Brief: Check every line of the entries below for the word "agri", and copy the ones that have it.

▶

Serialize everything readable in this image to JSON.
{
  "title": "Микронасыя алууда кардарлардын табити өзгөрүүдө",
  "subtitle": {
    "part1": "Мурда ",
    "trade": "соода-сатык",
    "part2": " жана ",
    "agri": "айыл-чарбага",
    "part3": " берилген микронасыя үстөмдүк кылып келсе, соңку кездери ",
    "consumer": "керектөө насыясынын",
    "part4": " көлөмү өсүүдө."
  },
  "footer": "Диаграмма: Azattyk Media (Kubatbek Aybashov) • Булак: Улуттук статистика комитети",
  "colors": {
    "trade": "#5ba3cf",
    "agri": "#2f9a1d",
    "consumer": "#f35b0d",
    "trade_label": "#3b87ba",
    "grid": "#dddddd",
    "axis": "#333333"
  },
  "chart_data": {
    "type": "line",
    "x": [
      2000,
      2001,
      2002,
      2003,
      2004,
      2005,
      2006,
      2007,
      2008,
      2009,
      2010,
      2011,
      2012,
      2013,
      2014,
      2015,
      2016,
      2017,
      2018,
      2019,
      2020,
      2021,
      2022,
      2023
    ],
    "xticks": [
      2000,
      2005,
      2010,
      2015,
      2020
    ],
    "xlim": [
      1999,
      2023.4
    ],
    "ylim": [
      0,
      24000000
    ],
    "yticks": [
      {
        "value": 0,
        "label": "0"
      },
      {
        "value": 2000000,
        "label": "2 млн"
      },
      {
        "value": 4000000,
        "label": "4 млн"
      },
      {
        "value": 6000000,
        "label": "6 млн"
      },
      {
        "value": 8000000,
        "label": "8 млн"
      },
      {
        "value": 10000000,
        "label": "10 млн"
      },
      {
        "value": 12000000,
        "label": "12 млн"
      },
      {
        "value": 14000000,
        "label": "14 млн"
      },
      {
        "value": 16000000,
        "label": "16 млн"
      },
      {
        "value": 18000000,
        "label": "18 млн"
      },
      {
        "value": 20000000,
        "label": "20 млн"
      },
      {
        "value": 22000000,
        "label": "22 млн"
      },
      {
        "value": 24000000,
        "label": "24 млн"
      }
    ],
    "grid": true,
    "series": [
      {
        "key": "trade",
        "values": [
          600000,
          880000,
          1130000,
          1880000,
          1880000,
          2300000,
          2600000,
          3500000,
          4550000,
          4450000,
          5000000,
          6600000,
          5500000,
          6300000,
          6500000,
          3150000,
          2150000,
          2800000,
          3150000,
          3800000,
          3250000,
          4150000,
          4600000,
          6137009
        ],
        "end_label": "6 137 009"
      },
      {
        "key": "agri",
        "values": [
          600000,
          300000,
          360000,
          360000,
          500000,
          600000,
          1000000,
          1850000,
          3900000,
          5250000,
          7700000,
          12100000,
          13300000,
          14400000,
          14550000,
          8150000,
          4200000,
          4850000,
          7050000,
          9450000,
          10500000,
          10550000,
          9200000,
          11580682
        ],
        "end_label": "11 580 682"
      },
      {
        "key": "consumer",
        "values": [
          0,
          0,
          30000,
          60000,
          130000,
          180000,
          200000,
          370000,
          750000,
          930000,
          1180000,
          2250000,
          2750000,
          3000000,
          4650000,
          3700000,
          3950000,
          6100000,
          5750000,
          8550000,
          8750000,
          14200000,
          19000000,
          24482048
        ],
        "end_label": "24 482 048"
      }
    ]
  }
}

◀

Solution to this problem:
    "agri": "айыл-чарбага",
    "agri": "#2f9a1d",
        "key": "agri",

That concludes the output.